### Description of the task
Quote every line of the material beneath this one.

### Material to process
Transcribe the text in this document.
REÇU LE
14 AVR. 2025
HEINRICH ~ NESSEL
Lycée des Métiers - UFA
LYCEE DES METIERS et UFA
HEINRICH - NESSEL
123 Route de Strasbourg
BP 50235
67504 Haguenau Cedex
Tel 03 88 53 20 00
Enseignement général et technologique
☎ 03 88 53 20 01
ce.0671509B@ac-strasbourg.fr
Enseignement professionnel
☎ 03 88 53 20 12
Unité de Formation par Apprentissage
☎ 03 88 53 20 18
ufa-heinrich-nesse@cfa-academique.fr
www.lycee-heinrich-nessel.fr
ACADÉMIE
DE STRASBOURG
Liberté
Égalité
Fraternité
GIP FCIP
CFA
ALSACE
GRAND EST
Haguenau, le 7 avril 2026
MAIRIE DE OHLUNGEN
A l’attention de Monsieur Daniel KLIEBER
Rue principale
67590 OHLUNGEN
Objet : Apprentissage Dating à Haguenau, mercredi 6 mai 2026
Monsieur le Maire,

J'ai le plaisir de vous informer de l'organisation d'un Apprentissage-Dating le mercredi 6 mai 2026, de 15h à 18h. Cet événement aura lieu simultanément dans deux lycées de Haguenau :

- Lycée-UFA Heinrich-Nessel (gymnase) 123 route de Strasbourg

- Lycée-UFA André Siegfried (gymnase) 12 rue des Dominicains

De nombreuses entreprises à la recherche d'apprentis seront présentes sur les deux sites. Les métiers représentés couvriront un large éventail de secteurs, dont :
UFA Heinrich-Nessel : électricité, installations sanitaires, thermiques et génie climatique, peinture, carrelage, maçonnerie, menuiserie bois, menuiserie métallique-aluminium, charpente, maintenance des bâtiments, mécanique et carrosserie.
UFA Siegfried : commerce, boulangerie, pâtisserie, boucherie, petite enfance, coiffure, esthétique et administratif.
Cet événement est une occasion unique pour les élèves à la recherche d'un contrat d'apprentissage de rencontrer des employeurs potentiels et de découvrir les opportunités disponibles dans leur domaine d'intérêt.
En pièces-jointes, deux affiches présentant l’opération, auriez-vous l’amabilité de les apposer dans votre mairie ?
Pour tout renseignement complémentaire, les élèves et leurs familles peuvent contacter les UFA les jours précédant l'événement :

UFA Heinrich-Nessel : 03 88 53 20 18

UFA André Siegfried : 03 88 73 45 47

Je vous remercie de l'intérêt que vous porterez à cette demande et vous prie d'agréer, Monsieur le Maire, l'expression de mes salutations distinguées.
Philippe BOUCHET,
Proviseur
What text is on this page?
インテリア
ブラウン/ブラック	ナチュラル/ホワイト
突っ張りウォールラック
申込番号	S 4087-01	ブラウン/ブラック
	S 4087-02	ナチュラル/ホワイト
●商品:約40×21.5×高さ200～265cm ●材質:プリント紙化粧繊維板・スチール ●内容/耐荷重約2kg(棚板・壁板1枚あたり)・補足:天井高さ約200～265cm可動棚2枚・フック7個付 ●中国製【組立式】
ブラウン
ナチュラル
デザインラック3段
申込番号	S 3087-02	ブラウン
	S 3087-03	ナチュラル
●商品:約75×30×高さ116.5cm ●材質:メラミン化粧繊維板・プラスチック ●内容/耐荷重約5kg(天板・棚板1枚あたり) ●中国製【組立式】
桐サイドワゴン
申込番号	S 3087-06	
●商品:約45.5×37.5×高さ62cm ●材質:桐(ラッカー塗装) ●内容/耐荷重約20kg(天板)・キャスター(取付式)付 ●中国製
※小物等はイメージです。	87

### Exercise solution
Transcribe the text in this document.
REÇU LE
14 AVR. 2025
HEINRICH ~ NESSEL
Lycée des Métiers - UFA
LYCEE DES METIERS et UFA
HEINRICH - NESSEL
123 Route de Strasbourg
BP 50235
67504 Haguenau Cedex
Tel 03 88 53 20 00
Enseignement général et technologique
☎ 03 88 53 20 01
ce.0671509B@ac-strasbourg.fr
Enseignement professionnel
☎ 03 88 53 20 12
Unité de Formation par Apprentissage
☎ 03 88 53 20 18
ufa-heinrich-nesse@cfa-academique.fr
www.lycee-heinrich-nessel.fr
ACADÉMIE
DE STRASBOURG
Liberté
Égalité
Fraternité
GIP FCIP
CFA
ALSACE
GRAND EST
Haguenau, le 7 avril 2026
MAIRIE DE OHLUNGEN
A l’attention de Monsieur Daniel KLIEBER
Rue principale
67590 OHLUNGEN
Objet : Apprentissage Dating à Haguenau, mercredi 6 mai 2026
Monsieur le Maire,

J'ai le plaisir de vous informer de l'organisation d'un Apprentissage-Dating le mercredi 6 mai 2026, de 15h à 18h. Cet événement aura lieu simultanément dans deux lycées de Haguenau :

- Lycée-UFA Heinrich-Nessel (gymnase) 123 route de Strasbourg

- Lycée-UFA André Siegfried (gymnase) 12 rue des Dominicains

De nombreuses entreprises à la recherche d'apprentis seront présentes sur les deux sites. Les métiers représentés couvriront un large éventail de secteurs, dont :
UFA Heinrich-Nessel : électricité, installations sanitaires, thermiques et génie climatique, peinture, carrelage, maçonnerie, menuiserie bois, menuiserie métallique-aluminium, charpente, maintenance des bâtiments, mécanique et carrosserie.
UFA Siegfried : commerce, boulangerie, pâtisserie, boucherie, petite enfance, coiffure, esthétique et administratif.
Cet événement est une occasion unique pour les élèves à la recherche d'un contrat d'apprentissage de rencontrer des employeurs potentiels et de découvrir les opportunités disponibles dans leur domaine d'intérêt.
En pièces-jointes, deux affiches présentant l’opération, auriez-vous l’amabilité de les apposer dans votre mairie ?
Pour tout renseignement complémentaire, les élèves et leurs familles peuvent contacter les UFA les jours précédant l'événement :

UFA Heinrich-Nessel : 03 88 53 20 18

UFA André Siegfried : 03 88 73 45 47

Je vous remercie de l'intérêt que vous porterez à cette demande et vous prie d'agréer, Monsieur le Maire, l'expression de mes salutations distinguées.
Philippe BOUCHET,
Proviseur
What text is on this page?
インテリア
ブラウン/ブラック	ナチュラル/ホワイト
突っ張りウォールラック
申込番号	S 4087-01	ブラウン/ブラック
	S 4087-02	ナチュラル/ホワイト
●商品:約40×21.5×高さ200～265cm ●材質:プリント紙化粧繊維板・スチール ●内容/耐荷重約2kg(棚板・壁板1枚あたり)・補足:天井高さ約200～265cm可動棚2枚・フック7個付 ●中国製【組立式】
ブラウン
ナチュラル
デザインラック3段
申込番号	S 3087-02	ブラウン
	S 3087-03	ナチュラル
●商品:約75×30×高さ116.5cm ●材質:メラミン化粧繊維板・プラスチック ●内容/耐荷重約5kg(天板・棚板1枚あたり) ●中国製【組立式】
桐サイドワゴン
申込番号	S 3087-06	
●商品:約45.5×37.5×高さ62cm ●材質:桐(ラッカー塗装) ●内容/耐荷重約20kg(天板)・キャスター(取付式)付 ●中国製
※小物等はイメージです。	87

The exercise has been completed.